▶ _TASK REQUIREMENTS_
Reproduce every line of the entries below without changing a single character.
-- START DATA ENTRIES --
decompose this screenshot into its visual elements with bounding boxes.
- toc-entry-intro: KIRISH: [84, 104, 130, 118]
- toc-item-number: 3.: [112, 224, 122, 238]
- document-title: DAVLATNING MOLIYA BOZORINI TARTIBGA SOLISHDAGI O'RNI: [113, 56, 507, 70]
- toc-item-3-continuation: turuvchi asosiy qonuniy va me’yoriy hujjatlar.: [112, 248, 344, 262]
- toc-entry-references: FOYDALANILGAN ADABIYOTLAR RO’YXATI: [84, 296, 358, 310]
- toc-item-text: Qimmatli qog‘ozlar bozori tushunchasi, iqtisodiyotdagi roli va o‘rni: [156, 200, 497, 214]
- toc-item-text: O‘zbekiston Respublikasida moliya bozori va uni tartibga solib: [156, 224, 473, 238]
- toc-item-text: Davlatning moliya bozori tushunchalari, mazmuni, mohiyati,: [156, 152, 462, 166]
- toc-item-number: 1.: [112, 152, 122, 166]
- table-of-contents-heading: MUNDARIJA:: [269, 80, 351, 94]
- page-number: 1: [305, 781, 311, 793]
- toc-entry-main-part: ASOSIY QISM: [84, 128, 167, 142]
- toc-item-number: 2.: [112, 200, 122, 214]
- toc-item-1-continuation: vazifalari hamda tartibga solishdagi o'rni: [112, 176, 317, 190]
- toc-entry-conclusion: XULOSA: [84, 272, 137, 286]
-- END DATA ENTRIES --
▶ _SOLVED PROBLEM_
decompose this screenshot into its visual elements with bounding boxes.
- toc-entry-intro: KIRISH: [84, 104, 130, 118]
- toc-item-number: 3.: [112, 224, 122, 238]
- document-title: DAVLATNING MOLIYA BOZORINI TARTIBGA SOLISHDAGI O'RNI: [113, 56, 507, 70]
- toc-item-3-continuation: turuvchi asosiy qonuniy va me’yoriy hujjatlar.: [112, 248, 344, 262]
- toc-entry-references: FOYDALANILGAN ADABIYOTLAR RO’YXATI: [84, 296, 358, 310]
- toc-item-text: Qimmatli qog‘ozlar bozori tushunchasi, iqtisodiyotdagi roli va o‘rni: [156, 200, 497, 214]
- toc-item-text: O‘zbekiston Respublikasida moliya bozori va uni tartibga solib: [156, 224, 473, 238]
- toc-item-text: Davlatning moliya bozori tushunchalari, mazmuni, mohiyati,: [156, 152, 462, 166]
- toc-item-number: 1.: [112, 152, 122, 166]
- table-of-contents-heading: MUNDARIJA:: [269, 80, 351, 94]
- page-number: 1: [305, 781, 311, 793]
- toc-entry-main-part: ASOSIY QISM: [84, 128, 167, 142]
- toc-item-number: 2.: [112, 200, 122, 214]
- toc-item-1-continuation: vazifalari hamda tartibga solishdagi o'rni: [112, 176, 317, 190]
- toc-entry-conclusion: XULOSA: [84, 272, 137, 286]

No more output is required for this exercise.